Instruction> From the line with "Read all visible content and emit it as JSON." through the final line, please write out the listing exactly, including both of those lines.

Collected data entries:
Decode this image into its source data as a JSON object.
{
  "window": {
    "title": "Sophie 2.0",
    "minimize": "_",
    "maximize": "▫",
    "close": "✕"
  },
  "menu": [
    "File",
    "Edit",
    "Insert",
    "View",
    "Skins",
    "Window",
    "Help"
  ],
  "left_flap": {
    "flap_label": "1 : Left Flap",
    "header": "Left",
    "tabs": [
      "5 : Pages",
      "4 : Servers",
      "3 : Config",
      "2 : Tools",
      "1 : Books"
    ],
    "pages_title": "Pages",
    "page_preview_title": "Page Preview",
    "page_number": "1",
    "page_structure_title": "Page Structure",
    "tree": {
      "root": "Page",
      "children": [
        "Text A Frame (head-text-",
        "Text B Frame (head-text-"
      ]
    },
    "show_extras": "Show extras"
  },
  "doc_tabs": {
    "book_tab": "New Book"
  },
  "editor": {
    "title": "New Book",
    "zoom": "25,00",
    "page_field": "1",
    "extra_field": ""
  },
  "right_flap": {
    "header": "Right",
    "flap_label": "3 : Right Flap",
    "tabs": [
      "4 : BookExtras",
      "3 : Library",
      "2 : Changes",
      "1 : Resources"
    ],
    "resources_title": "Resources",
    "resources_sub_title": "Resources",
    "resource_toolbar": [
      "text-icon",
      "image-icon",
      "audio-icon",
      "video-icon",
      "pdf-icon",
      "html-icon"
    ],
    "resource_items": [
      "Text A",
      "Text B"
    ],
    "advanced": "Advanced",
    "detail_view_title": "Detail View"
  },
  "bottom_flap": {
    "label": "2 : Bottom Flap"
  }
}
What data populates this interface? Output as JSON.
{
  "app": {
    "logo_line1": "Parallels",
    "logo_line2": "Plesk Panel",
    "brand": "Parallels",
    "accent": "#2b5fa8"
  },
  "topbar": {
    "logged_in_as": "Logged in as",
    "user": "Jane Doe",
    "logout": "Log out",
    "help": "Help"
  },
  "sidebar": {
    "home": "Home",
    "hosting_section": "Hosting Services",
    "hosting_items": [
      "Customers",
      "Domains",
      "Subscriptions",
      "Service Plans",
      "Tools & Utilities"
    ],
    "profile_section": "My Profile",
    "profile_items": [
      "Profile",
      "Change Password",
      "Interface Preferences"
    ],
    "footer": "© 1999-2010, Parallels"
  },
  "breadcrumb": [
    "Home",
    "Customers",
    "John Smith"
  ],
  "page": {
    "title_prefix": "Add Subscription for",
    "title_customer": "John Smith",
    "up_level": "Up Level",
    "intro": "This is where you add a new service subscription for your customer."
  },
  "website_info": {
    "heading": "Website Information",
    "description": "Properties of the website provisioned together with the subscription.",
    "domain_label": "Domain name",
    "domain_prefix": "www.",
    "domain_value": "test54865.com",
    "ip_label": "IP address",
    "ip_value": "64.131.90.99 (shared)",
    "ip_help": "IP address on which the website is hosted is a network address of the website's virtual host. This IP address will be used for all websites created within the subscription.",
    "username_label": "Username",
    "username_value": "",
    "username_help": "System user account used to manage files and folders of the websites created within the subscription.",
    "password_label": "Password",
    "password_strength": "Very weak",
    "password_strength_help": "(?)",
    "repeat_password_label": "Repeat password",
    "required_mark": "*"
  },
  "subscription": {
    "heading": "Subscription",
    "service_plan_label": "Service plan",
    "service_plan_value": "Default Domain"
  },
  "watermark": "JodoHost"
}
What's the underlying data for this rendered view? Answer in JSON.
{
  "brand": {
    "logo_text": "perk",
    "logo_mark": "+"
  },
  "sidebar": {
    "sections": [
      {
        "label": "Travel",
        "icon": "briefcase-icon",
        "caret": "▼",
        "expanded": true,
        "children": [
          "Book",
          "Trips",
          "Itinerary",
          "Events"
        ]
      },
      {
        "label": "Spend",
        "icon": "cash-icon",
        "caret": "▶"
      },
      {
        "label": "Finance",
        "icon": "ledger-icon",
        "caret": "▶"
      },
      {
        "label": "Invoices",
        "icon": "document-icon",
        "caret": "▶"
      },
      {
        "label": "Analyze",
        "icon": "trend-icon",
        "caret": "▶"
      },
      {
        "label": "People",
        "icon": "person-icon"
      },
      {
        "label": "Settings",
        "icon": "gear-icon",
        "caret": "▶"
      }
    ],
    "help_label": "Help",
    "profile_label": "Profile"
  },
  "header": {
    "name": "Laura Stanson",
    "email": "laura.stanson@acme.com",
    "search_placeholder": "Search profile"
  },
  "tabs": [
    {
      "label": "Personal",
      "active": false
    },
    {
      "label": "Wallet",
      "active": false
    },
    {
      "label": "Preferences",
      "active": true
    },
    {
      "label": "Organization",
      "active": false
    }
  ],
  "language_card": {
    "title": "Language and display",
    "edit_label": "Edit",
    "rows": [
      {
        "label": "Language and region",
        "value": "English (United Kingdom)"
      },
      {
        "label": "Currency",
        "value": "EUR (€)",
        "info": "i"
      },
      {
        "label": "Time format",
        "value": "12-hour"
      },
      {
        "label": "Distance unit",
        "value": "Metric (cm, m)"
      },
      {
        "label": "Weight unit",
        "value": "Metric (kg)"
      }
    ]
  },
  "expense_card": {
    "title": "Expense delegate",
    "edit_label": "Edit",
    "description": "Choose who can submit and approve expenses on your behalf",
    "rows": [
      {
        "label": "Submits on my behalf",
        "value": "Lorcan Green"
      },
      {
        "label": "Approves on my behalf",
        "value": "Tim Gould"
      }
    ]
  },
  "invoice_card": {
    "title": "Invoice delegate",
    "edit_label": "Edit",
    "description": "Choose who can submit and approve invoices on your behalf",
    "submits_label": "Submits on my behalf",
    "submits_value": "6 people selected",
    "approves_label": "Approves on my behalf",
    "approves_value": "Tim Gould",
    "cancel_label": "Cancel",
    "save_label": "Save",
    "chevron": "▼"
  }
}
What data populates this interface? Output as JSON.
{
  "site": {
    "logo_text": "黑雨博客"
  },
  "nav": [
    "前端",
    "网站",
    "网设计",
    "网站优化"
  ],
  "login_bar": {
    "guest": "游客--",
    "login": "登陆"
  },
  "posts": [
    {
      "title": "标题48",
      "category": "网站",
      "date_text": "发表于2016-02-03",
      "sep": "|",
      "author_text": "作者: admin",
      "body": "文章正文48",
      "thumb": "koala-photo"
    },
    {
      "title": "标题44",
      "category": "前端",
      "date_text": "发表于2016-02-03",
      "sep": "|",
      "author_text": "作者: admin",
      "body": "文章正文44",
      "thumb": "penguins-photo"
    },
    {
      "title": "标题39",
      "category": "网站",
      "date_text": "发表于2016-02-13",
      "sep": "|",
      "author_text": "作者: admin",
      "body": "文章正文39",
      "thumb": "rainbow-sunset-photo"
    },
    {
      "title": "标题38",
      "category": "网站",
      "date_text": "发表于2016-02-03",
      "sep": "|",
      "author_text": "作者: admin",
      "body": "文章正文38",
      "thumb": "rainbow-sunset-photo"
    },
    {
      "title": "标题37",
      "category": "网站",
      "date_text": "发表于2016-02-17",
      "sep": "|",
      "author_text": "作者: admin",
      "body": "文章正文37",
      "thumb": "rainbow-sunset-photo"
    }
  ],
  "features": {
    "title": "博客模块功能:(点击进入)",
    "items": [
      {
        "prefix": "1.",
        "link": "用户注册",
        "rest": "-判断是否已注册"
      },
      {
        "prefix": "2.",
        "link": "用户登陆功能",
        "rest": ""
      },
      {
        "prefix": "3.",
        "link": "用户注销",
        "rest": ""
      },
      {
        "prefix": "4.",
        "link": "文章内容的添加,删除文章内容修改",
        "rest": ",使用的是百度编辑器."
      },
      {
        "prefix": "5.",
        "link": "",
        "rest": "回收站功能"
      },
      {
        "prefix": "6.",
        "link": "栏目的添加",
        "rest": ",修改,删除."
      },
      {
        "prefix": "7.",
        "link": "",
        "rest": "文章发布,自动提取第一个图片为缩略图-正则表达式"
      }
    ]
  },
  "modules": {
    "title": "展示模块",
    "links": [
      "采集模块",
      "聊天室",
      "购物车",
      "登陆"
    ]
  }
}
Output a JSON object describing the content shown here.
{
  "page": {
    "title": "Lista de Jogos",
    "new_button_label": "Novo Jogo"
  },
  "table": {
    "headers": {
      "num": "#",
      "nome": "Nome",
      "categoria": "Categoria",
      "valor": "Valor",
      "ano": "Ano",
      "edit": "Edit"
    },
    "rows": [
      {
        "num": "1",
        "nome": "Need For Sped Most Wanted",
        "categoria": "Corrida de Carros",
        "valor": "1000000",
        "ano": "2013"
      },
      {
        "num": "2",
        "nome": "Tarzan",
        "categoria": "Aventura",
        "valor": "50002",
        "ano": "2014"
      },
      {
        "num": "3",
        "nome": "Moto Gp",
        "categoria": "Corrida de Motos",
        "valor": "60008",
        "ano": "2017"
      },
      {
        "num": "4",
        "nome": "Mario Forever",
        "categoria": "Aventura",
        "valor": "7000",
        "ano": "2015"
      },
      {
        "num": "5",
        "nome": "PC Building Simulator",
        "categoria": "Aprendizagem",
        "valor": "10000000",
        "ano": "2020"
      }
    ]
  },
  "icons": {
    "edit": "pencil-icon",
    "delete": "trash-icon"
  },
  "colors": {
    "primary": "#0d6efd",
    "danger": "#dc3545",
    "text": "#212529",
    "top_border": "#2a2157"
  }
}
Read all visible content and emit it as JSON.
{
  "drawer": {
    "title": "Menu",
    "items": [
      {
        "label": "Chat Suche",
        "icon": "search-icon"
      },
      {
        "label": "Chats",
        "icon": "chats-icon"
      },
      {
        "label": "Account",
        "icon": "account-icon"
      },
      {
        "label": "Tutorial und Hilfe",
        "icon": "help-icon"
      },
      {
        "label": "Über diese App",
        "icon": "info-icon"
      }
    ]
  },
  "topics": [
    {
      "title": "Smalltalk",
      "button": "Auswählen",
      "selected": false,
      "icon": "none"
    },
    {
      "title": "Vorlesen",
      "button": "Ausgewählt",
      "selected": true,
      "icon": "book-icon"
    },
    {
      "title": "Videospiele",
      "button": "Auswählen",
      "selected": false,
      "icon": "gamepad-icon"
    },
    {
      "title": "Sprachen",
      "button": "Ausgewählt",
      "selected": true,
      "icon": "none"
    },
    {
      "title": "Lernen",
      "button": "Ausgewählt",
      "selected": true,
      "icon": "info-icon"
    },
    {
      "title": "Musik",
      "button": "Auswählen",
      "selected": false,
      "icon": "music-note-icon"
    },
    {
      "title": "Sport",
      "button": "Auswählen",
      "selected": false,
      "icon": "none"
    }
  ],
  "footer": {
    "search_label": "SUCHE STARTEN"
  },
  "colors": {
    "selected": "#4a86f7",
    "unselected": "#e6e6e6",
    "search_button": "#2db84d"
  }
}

Exercise output>
Read all visible content and emit it as JSON.
{
  "drawer": {
    "title": "Menu",
    "items": [
      {
        "label": "Chat Suche",
        "icon": "search-icon"
      },
      {
        "label": "Chats",
        "icon": "chats-icon"
      },
      {
        "label": "Account",
        "icon": "account-icon"
      },
      {
        "label": "Tutorial und Hilfe",
        "icon": "help-icon"
      },
      {
        "label": "Über diese App",
        "icon": "info-icon"
      }
    ]
  },
  "topics": [
    {
      "title": "Smalltalk",
      "button": "Auswählen",
      "selected": false,
      "icon": "none"
    },
    {
      "title": "Vorlesen",
      "button": "Ausgewählt",
      "selected": true,
      "icon": "book-icon"
    },
    {
      "title": "Videospiele",
      "button": "Auswählen",
      "selected": false,
      "icon": "gamepad-icon"
    },
    {
      "title": "Sprachen",
      "button": "Ausgewählt",
      "selected": true,
      "icon": "none"
    },
    {
      "title": "Lernen",
      "button": "Ausgewählt",
      "selected": true,
      "icon": "info-icon"
    },
    {
      "title": "Musik",
      "button": "Auswählen",
      "selected": false,
      "icon": "music-note-icon"
    },
    {
      "title": "Sport",
      "button": "Auswählen",
      "selected": false,
      "icon": "none"
    }
  ],
  "footer": {
    "search_label": "SUCHE STARTEN"
  },
  "colors": {
    "selected": "#4a86f7",
    "unselected": "#e6e6e6",
    "search_button": "#2db84d"
  }
}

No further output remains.